Request:
Gather every line from the entries below that includes "clusters".

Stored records
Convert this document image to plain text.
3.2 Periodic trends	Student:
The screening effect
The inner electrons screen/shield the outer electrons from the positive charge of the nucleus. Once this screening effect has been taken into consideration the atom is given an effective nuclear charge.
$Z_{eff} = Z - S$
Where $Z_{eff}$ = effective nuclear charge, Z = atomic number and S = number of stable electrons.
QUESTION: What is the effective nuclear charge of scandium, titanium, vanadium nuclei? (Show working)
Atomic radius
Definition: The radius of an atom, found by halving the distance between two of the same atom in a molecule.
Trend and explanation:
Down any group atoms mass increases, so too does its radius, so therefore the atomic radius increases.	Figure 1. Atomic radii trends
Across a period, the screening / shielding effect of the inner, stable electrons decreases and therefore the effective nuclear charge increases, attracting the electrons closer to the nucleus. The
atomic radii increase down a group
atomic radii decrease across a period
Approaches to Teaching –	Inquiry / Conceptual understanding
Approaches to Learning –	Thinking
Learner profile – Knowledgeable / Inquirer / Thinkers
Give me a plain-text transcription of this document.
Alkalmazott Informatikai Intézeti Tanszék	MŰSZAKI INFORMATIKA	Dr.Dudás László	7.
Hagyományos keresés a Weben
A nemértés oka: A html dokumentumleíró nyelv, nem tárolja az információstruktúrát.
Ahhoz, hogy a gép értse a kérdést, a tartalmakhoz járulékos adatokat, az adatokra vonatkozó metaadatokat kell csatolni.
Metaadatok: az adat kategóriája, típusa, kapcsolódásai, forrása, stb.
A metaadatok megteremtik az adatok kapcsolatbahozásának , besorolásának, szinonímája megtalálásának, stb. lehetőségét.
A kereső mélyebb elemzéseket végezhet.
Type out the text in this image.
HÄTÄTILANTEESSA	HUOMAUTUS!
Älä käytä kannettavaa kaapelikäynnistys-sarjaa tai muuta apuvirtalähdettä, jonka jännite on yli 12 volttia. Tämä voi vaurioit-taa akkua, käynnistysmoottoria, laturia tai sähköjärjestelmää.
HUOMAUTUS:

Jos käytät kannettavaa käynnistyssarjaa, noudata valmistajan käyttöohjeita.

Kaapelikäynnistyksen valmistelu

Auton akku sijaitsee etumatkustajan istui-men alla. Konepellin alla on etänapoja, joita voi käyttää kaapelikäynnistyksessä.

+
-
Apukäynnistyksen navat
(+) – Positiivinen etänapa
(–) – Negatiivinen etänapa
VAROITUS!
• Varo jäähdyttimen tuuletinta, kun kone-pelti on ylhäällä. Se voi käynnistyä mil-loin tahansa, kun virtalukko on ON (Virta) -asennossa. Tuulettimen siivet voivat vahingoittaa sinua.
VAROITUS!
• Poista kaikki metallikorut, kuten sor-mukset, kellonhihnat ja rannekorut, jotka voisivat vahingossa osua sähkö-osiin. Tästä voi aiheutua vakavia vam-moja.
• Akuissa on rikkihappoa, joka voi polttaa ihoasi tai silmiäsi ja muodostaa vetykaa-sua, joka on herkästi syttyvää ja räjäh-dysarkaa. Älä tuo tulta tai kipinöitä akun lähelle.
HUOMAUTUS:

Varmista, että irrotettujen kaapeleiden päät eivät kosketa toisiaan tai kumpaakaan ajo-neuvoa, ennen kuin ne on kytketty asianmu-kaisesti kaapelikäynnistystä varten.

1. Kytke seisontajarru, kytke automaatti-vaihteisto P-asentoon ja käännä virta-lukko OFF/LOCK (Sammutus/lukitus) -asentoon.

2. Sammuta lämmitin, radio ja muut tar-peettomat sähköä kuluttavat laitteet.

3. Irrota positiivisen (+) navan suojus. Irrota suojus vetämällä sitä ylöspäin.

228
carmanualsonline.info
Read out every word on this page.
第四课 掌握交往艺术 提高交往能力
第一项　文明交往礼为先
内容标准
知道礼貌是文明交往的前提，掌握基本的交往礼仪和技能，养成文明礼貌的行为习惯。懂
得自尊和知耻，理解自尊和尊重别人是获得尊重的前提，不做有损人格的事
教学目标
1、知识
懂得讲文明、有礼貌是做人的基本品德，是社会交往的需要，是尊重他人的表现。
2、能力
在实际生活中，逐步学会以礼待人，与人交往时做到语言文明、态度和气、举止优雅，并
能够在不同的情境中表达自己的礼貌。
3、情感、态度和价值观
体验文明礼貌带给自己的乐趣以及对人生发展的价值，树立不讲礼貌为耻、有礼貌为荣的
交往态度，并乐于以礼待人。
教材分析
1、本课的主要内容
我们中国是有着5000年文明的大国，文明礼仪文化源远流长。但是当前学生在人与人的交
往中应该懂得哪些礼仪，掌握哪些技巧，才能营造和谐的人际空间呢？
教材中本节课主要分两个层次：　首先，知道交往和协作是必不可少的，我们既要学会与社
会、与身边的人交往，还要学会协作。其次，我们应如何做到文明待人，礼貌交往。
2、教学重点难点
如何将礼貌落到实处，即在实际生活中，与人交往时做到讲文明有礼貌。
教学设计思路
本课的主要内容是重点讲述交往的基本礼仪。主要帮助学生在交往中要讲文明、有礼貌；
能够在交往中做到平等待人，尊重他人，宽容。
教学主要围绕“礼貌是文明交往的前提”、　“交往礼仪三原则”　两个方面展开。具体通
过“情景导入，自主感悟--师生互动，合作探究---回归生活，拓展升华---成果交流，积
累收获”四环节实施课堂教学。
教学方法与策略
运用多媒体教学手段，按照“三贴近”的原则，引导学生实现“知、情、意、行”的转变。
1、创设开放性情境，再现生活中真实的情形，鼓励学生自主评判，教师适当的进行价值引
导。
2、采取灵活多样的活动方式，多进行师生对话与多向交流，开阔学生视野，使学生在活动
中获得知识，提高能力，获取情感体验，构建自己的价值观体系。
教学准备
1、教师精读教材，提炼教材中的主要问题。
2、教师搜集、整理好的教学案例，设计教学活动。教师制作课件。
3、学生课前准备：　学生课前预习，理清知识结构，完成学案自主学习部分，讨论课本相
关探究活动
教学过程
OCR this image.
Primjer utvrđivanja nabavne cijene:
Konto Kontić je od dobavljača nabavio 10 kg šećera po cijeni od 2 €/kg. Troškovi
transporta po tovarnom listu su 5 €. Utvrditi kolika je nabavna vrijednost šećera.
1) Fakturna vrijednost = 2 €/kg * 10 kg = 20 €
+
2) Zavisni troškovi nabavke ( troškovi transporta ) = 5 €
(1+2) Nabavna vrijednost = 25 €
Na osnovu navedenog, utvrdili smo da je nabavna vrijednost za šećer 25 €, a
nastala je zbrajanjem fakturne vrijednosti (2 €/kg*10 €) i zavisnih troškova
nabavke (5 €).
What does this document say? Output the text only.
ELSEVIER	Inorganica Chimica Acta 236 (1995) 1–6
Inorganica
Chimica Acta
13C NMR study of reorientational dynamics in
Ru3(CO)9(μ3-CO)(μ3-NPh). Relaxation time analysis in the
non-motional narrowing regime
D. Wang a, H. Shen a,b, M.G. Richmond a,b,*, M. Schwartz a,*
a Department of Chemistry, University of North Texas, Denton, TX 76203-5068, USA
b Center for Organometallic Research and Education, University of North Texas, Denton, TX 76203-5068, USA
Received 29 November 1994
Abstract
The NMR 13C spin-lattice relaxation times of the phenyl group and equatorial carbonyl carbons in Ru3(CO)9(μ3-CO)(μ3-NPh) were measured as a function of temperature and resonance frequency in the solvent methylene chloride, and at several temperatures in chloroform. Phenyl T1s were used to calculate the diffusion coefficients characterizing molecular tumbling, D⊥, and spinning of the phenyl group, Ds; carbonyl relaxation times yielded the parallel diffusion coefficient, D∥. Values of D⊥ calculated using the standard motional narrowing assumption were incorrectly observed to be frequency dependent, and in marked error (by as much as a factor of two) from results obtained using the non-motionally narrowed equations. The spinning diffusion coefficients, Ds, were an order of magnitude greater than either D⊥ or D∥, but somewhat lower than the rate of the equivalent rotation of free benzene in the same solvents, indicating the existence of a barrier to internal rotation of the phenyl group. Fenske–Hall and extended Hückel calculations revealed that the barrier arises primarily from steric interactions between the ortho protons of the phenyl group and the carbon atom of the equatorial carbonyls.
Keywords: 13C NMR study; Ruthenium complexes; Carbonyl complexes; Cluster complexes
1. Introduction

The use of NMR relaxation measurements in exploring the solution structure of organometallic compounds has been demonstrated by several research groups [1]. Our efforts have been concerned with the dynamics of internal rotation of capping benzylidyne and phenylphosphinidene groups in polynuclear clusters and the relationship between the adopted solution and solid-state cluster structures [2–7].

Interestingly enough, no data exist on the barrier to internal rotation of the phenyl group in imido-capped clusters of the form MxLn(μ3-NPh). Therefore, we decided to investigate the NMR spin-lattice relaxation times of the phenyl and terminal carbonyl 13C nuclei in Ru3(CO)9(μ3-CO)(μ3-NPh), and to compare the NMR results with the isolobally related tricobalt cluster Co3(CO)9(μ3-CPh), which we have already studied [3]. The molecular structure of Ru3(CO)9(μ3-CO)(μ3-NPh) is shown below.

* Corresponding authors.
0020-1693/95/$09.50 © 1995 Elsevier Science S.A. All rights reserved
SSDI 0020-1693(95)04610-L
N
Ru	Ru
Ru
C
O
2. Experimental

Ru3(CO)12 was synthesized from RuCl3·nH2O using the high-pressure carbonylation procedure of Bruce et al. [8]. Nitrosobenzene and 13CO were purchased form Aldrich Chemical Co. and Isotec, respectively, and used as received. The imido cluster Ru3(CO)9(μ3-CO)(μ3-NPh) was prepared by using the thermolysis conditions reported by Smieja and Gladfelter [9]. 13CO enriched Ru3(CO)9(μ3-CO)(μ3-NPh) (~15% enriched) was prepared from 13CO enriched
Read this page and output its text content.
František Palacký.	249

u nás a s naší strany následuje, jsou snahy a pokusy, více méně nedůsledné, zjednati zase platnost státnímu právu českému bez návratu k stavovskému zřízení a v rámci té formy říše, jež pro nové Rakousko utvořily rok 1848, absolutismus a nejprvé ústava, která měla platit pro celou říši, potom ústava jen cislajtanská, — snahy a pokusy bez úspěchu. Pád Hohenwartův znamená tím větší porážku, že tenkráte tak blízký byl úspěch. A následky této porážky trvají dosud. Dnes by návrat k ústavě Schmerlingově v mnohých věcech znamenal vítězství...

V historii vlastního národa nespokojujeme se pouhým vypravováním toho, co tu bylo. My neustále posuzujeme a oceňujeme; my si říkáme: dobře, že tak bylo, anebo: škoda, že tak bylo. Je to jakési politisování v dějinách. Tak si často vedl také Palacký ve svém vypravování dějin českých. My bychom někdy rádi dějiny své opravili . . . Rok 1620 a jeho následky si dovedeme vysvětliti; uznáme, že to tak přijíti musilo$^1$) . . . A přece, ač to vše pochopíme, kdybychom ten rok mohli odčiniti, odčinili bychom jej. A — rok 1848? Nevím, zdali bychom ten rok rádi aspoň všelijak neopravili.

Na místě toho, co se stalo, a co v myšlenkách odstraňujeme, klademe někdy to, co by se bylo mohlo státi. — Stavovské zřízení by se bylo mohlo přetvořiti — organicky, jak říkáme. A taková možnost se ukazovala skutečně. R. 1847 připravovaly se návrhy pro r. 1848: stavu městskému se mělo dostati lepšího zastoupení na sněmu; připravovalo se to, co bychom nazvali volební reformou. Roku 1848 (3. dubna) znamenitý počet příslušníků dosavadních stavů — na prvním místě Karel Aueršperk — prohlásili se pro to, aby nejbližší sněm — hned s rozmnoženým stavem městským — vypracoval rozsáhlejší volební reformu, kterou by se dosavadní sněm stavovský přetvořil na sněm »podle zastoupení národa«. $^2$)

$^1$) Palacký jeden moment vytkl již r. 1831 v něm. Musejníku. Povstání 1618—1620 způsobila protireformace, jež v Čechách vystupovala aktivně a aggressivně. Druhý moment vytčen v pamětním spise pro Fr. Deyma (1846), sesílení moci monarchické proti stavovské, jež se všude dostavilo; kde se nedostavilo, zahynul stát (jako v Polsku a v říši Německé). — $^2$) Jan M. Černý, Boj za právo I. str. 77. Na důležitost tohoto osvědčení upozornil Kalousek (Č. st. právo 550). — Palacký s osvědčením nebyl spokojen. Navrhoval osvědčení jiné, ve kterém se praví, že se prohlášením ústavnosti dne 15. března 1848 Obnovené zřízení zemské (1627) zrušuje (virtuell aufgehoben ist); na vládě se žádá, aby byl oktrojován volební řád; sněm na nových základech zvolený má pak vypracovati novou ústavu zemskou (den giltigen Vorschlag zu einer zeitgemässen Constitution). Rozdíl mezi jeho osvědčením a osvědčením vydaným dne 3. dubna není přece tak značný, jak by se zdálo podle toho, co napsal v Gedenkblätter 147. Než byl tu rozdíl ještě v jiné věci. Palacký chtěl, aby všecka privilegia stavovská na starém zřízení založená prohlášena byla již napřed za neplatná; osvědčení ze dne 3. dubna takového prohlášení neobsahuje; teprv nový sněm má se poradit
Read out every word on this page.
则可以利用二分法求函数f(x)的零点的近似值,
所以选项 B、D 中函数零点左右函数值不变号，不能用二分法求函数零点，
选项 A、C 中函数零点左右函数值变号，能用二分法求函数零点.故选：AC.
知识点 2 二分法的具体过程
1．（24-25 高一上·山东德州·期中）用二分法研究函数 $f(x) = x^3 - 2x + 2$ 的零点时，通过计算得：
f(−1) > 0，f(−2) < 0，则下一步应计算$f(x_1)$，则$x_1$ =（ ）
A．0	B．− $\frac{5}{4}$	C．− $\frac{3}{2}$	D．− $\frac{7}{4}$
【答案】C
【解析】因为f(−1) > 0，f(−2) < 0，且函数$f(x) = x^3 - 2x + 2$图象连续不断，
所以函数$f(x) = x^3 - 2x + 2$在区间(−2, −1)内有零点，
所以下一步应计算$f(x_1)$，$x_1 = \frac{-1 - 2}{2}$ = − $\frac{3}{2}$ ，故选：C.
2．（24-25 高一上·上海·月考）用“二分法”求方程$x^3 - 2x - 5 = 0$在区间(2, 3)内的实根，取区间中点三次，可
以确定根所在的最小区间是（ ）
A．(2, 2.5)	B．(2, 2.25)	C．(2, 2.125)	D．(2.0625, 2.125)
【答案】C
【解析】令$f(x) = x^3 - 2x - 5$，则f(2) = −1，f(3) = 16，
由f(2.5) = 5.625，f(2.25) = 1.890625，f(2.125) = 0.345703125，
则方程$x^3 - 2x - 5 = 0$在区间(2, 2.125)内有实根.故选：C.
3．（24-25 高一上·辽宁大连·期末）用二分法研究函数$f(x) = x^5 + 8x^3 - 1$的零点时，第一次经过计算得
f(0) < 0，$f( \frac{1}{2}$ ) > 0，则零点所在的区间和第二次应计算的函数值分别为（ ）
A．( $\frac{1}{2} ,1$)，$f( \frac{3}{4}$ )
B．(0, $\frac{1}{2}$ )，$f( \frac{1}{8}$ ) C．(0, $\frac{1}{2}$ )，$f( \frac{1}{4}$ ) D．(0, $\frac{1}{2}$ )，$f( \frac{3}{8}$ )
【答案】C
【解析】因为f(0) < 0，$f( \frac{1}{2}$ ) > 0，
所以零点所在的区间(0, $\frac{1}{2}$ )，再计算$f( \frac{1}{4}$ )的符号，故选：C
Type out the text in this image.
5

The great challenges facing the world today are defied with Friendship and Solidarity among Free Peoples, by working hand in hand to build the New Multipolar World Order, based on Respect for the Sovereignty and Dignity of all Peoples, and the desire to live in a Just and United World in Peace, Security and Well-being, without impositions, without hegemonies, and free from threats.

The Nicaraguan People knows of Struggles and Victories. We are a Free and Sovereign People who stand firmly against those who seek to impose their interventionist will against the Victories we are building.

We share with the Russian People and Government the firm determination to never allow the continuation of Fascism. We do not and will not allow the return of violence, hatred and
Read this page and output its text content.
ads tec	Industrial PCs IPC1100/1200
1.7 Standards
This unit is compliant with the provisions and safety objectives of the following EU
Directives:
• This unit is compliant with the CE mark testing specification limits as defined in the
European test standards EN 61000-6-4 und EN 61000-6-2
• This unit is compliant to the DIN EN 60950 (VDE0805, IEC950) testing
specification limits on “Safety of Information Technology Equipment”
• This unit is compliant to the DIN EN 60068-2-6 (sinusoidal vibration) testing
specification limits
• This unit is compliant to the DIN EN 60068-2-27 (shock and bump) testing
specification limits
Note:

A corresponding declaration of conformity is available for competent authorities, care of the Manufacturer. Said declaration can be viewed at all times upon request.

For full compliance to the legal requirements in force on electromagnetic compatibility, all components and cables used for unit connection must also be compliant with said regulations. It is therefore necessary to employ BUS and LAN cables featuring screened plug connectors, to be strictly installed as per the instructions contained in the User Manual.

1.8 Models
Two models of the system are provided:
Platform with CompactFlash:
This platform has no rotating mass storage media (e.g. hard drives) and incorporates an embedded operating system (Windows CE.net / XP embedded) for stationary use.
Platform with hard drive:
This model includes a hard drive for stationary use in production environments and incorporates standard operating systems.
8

Solution to the exercise:
The use of NMR relaxation measurements in exploring the solution structure of organometallic compounds has been demonstrated by several research groups [1]. Our efforts have been concerned with the dynamics of internal rotation of capping benzylidyne and phenylphosphinidene groups in polynuclear clusters and the relationship between the adopted solution and solid-state cluster structures [2–7].
Interestingly enough, no data exist on the barrier to internal rotation of the phenyl group in imido-capped clusters of the form MxLn(μ3-NPh). Therefore, we decided to investigate the NMR spin-lattice relaxation times of the phenyl and terminal carbonyl 13C nuclei in Ru3(CO)9(μ3-CO)(μ3-NPh), and to compare the NMR results with the isolobally related tricobalt cluster Co3(CO)9(μ3-CPh), which we have already studied [3]. The molecular structure of Ru3(CO)9(μ3-CO)(μ3-NPh) is shown below.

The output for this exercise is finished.